## [Instructions to follow]
Take the line with "Convert this screenshot" and every line after it, through the end of the listing, and give them again exactly, pictures excluded.

## [Information supplied]
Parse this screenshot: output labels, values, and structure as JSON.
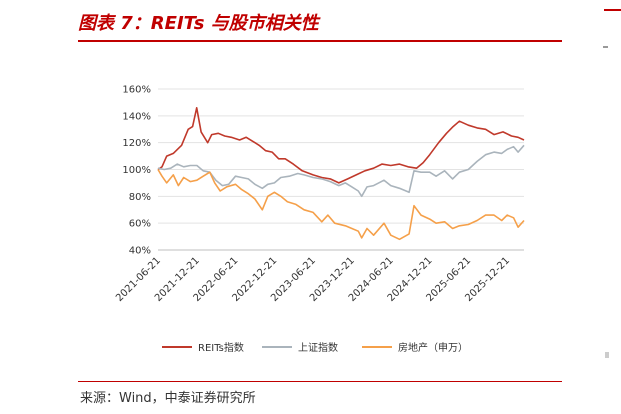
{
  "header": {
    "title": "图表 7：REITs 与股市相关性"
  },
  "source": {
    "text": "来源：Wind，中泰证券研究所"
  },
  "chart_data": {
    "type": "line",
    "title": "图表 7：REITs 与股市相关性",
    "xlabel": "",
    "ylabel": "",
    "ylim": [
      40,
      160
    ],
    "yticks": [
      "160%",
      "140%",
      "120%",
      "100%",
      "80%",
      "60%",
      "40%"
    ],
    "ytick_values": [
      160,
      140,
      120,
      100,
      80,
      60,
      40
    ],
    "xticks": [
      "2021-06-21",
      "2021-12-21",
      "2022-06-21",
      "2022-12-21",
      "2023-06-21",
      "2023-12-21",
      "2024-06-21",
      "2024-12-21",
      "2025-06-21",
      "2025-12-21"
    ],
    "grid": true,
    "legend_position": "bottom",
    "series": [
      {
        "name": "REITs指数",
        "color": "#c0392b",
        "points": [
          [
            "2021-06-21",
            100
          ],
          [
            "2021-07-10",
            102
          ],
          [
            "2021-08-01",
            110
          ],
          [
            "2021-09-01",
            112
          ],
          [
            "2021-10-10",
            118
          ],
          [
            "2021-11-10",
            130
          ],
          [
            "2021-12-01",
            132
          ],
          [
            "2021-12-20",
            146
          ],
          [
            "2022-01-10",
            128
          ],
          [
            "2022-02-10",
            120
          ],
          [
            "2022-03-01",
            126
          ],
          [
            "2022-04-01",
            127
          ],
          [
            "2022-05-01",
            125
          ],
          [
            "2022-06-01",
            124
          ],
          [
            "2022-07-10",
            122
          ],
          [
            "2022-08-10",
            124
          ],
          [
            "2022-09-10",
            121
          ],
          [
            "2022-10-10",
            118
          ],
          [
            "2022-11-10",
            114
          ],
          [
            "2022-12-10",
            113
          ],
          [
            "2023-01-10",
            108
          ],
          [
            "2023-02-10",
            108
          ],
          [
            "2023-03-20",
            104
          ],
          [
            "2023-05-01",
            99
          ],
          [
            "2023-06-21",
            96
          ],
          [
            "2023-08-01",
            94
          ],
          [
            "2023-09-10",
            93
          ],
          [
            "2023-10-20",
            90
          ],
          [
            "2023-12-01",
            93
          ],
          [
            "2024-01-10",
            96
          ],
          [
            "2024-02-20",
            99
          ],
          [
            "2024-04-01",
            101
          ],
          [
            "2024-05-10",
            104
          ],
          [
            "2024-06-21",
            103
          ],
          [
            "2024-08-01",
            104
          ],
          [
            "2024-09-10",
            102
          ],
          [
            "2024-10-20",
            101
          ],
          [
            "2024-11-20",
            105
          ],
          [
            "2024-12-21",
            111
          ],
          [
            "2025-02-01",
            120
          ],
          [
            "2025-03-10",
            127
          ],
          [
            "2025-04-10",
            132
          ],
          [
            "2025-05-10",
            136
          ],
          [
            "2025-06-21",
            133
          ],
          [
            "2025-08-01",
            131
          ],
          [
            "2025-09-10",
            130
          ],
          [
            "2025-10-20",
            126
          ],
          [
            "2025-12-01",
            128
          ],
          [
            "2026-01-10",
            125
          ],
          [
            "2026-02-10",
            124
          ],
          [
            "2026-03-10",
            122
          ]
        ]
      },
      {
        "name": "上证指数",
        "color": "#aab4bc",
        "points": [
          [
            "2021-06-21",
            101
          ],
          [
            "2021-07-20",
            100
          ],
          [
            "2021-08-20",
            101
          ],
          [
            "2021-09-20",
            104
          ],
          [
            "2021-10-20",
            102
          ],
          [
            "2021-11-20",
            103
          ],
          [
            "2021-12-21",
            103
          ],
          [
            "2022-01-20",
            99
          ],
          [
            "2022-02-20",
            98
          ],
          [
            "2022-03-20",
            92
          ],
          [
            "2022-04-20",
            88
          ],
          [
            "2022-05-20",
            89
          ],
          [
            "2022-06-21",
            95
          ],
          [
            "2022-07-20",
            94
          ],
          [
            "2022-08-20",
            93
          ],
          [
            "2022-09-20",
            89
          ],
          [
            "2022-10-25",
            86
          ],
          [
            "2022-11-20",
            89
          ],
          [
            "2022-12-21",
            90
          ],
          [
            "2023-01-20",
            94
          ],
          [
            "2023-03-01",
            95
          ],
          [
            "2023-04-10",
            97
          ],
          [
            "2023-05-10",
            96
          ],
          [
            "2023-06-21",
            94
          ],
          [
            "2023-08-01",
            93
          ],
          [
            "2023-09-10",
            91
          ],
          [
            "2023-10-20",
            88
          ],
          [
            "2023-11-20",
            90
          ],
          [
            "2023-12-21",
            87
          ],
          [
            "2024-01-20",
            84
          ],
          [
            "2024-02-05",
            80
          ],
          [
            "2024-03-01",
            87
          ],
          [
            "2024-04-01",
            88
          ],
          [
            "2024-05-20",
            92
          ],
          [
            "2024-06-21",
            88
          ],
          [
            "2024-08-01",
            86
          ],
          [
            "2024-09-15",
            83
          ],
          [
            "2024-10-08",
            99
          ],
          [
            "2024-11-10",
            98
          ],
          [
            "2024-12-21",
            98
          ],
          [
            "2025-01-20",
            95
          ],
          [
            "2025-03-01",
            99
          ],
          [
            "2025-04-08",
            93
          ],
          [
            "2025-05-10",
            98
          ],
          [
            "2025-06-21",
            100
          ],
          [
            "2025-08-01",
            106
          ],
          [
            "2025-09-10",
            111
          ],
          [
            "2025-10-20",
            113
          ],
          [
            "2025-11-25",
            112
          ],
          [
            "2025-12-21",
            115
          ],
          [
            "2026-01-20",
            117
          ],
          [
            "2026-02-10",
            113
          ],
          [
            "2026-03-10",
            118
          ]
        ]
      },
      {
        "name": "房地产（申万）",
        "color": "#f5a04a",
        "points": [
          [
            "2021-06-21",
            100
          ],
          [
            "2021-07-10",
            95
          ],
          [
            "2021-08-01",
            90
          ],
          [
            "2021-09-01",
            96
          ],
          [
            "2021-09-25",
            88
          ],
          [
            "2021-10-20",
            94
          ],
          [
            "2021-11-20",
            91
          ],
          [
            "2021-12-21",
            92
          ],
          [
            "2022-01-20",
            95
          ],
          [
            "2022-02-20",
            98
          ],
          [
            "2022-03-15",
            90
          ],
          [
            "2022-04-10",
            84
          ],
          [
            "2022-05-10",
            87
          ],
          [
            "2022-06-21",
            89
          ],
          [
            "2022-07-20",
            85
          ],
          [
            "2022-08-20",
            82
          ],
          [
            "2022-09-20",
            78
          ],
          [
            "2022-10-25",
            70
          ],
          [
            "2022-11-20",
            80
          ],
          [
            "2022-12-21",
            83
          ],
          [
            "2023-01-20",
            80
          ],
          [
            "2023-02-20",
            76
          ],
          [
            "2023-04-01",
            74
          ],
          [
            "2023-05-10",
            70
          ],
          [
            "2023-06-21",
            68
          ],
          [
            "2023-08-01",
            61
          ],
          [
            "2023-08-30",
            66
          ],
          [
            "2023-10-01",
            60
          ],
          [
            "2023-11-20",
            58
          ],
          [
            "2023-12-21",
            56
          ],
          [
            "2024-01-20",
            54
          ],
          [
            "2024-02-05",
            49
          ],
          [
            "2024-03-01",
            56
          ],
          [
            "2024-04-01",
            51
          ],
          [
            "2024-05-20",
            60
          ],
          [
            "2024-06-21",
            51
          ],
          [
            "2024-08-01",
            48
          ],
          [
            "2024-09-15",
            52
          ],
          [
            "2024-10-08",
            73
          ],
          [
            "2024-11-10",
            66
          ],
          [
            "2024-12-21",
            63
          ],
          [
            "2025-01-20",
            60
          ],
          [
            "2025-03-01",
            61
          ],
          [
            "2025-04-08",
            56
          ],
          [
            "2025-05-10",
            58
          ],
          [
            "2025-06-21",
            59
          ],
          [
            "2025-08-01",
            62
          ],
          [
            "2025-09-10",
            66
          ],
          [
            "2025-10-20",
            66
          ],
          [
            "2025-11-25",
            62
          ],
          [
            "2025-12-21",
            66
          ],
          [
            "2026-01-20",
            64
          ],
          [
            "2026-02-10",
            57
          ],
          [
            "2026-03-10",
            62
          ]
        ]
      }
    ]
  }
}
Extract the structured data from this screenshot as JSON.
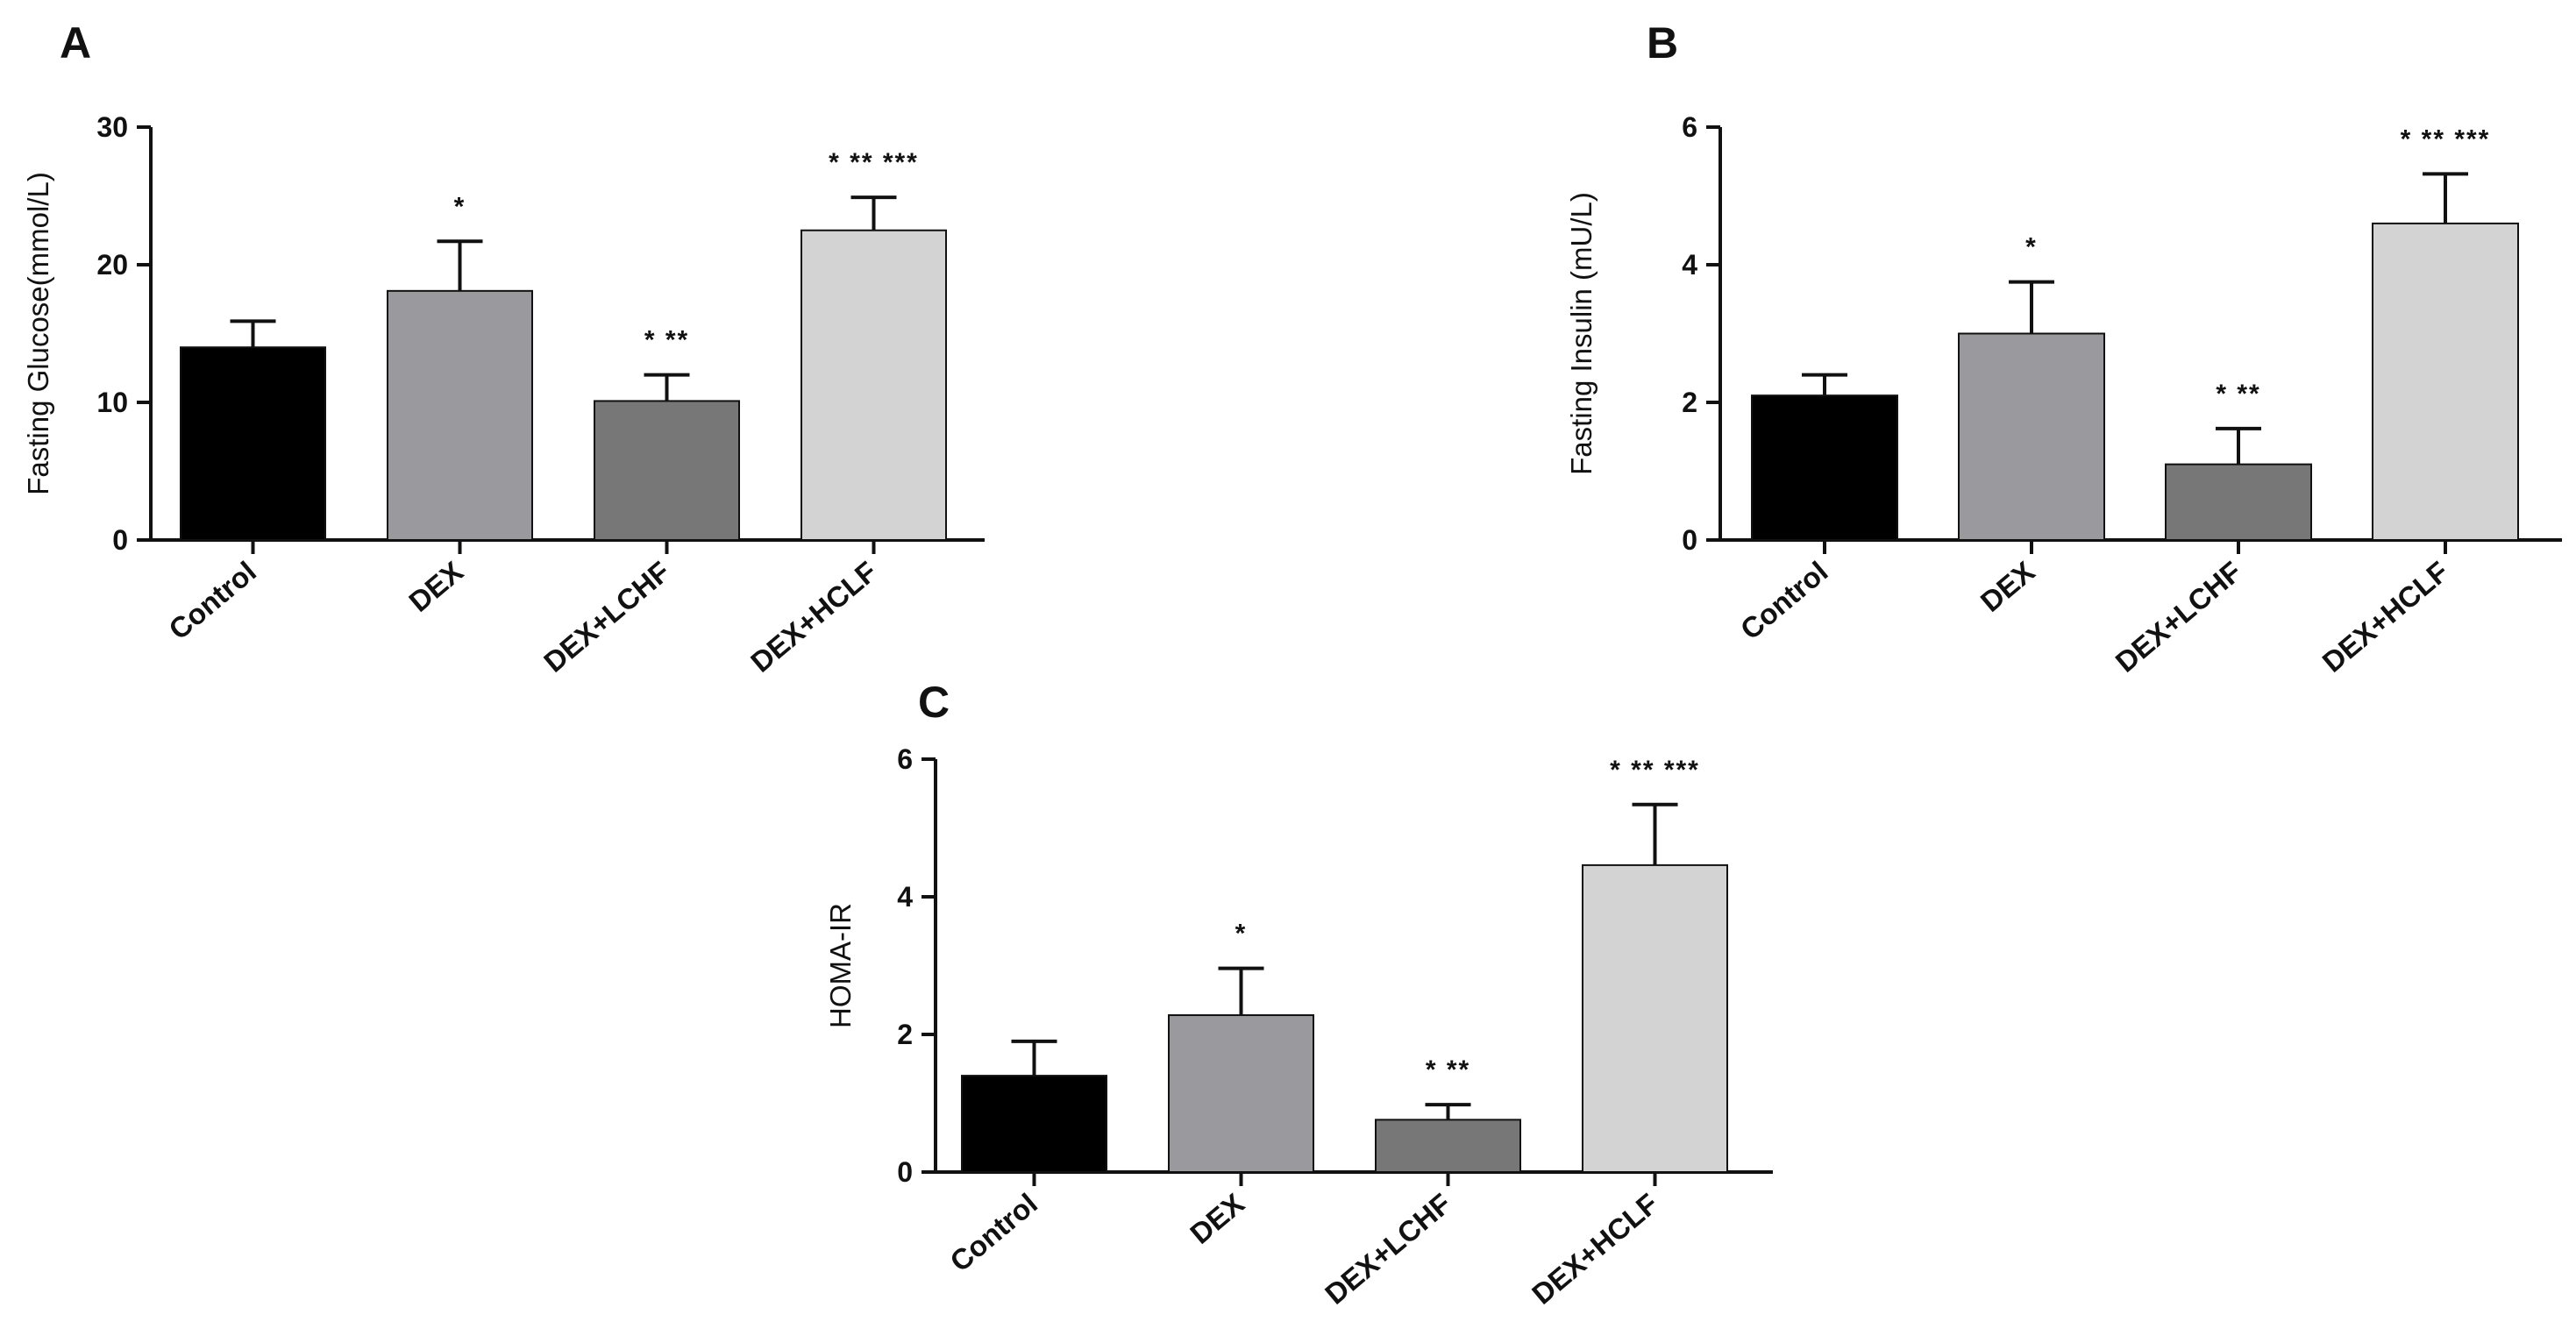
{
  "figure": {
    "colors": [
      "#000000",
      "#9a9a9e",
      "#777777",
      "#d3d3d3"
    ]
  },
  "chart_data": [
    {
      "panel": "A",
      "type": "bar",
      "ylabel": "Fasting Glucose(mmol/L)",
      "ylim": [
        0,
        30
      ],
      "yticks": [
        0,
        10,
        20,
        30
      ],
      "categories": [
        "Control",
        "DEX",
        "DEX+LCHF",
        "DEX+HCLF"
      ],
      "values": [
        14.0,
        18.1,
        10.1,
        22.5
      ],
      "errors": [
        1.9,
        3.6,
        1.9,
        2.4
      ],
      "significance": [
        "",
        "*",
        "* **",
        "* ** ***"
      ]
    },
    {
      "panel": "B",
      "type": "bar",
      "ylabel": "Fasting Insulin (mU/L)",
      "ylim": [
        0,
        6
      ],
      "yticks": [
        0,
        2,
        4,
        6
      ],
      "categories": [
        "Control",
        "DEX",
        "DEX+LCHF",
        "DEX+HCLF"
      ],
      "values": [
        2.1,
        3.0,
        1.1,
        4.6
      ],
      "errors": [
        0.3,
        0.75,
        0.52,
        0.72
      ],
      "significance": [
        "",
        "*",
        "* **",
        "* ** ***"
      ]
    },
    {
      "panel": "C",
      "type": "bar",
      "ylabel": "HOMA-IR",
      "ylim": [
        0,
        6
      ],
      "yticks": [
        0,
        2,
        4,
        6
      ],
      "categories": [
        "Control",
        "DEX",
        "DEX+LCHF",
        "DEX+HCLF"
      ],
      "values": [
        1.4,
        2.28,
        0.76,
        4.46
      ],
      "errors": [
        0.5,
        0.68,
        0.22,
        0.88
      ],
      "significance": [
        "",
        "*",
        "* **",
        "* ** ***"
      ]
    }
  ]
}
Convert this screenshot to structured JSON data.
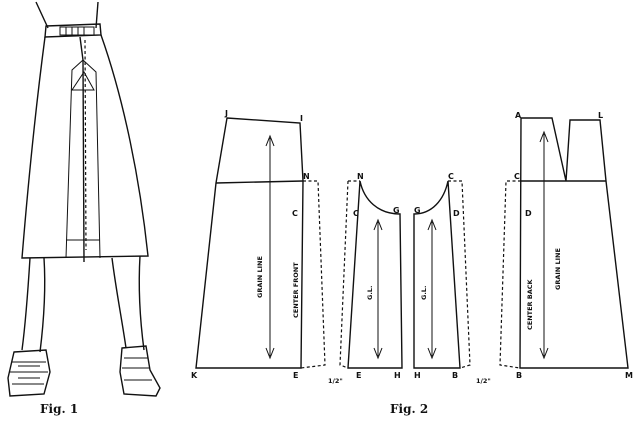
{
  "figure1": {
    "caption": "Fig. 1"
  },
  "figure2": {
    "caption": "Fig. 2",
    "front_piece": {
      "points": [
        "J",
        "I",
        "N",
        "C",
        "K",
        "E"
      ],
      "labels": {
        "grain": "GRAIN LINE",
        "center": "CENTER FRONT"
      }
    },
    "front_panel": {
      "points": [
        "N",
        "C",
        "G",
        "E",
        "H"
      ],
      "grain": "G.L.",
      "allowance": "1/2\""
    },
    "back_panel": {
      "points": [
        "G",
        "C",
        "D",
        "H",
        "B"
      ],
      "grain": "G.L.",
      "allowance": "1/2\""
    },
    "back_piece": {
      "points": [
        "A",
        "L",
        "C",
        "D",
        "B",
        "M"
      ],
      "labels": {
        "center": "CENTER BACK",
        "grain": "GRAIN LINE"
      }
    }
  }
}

## [The answer]
Convert this screenshot to structured JSON data.
{
  "figure1": {
    "caption": "Fig. 1"
  },
  "figure2": {
    "caption": "Fig. 2",
    "front_piece": {
      "points": [
        "J",
        "I",
        "N",
        "C",
        "K",
        "E"
      ],
      "labels": {
        "grain": "GRAIN LINE",
        "center": "CENTER FRONT"
      }
    },
    "front_panel": {
      "points": [
        "N",
        "C",
        "G",
        "E",
        "H"
      ],
      "grain": "G.L.",
      "allowance": "1/2\""
    },
    "back_panel": {
      "points": [
        "G",
        "C",
        "D",
        "H",
        "B"
      ],
      "grain": "G.L.",
      "allowance": "1/2\""
    },
    "back_piece": {
      "points": [
        "A",
        "L",
        "C",
        "D",
        "B",
        "M"
      ],
      "labels": {
        "center": "CENTER BACK",
        "grain": "GRAIN LINE"
      }
    }
  }
}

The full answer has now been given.